** Begin MATERIAL SUPPLIED **

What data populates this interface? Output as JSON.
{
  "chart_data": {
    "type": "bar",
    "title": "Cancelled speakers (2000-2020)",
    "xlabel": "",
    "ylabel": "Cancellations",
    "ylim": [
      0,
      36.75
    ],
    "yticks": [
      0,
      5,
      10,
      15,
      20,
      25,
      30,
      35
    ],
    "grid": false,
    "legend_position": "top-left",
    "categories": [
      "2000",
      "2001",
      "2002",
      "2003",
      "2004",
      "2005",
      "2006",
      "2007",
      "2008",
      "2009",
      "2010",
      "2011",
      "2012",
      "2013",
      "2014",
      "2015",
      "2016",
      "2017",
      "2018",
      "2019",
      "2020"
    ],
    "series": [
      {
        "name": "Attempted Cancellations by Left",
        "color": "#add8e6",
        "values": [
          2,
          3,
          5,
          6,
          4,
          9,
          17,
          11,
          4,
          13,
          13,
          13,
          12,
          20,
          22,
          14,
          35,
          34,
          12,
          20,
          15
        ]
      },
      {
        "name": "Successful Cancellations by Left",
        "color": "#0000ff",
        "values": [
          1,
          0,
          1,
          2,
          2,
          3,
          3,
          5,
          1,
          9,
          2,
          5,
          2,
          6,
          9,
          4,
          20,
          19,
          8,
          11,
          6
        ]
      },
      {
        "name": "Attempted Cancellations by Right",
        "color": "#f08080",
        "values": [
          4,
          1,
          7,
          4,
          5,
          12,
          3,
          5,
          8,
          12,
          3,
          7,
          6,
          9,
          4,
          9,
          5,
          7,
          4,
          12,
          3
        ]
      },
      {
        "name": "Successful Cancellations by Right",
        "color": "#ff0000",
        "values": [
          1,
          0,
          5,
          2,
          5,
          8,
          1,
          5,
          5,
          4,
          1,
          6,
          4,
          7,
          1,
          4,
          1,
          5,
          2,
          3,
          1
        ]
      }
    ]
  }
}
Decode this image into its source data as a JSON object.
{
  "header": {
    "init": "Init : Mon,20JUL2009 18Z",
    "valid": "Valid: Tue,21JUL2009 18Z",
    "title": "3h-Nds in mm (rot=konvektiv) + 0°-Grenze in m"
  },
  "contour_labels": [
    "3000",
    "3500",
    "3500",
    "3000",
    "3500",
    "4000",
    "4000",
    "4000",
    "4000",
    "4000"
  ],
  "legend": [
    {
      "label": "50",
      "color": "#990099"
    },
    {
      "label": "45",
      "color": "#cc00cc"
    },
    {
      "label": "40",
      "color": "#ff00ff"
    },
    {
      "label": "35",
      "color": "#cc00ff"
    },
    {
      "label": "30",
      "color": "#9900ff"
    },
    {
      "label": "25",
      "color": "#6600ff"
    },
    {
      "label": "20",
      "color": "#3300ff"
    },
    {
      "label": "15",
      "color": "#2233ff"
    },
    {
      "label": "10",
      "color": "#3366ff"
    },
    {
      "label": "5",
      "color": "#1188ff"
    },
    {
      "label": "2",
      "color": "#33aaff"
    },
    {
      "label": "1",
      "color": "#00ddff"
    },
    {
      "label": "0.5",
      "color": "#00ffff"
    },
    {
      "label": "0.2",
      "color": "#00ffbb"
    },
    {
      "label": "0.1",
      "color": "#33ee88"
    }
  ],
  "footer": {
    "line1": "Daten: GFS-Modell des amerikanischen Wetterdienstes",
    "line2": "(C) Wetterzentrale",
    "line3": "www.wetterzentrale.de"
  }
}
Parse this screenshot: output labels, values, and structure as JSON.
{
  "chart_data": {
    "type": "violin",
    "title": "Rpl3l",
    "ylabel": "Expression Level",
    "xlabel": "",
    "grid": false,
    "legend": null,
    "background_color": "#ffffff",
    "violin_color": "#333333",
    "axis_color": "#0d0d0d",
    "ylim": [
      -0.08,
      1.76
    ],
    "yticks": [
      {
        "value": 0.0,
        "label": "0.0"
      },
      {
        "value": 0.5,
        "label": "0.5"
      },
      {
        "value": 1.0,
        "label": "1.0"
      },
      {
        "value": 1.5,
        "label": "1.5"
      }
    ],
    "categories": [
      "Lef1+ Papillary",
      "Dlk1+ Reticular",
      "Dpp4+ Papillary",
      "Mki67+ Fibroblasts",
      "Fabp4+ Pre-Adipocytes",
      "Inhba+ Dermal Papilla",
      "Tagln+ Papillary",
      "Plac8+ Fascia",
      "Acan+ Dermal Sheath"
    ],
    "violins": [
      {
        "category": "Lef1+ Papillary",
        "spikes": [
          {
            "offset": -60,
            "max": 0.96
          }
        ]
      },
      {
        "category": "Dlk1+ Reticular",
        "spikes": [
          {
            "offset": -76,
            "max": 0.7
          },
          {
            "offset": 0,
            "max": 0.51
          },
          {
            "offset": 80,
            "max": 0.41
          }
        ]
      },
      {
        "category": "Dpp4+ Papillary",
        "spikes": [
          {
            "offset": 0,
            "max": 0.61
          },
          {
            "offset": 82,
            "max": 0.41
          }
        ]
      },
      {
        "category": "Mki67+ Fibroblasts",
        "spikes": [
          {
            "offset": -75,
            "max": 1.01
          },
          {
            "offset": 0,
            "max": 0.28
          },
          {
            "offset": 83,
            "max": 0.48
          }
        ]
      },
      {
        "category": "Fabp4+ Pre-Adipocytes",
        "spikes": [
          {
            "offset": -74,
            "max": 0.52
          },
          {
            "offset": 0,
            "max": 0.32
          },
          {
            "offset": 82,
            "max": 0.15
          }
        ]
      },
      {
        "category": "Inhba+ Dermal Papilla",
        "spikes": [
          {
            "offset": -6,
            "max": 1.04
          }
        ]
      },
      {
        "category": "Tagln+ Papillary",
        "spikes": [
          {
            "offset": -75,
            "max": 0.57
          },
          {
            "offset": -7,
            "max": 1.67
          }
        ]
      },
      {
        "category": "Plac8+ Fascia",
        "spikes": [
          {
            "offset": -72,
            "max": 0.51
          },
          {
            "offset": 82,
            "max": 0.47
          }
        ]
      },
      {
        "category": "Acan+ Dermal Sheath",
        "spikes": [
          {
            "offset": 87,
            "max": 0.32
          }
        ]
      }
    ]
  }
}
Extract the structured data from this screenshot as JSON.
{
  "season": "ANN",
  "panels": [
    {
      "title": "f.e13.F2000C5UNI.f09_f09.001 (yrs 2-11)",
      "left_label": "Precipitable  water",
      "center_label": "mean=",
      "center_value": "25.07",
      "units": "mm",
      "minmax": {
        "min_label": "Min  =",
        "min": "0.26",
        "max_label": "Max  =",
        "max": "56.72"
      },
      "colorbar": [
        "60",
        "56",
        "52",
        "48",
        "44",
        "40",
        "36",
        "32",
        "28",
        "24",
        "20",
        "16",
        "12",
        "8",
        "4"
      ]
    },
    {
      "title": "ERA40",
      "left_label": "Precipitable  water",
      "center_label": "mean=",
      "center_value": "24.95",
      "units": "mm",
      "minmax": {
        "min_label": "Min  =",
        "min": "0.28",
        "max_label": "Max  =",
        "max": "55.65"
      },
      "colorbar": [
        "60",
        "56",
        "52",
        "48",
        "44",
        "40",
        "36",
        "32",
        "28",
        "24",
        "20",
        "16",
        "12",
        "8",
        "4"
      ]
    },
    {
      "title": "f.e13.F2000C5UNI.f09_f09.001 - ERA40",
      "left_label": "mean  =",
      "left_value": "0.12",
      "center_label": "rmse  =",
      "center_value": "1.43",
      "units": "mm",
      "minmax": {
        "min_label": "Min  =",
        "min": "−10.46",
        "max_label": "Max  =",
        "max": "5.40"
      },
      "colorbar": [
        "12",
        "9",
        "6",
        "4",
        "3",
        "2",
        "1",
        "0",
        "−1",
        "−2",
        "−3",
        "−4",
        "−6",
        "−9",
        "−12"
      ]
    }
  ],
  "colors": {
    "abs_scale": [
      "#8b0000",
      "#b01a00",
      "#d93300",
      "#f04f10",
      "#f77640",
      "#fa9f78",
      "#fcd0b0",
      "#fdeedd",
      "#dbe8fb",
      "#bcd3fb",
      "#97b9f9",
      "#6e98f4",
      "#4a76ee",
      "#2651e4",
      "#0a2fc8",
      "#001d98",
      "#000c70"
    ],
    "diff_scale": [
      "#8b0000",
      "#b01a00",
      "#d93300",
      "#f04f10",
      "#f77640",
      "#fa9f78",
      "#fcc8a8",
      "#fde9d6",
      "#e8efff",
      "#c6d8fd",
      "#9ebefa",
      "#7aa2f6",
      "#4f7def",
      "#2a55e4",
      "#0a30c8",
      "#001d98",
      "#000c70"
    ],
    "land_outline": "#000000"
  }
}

** End MATERIAL SUPPLIED **

Which lines hold the string "ylabel"? List them all.

    "ylabel": "Cancellations",
    "ylabel": "Expression Level",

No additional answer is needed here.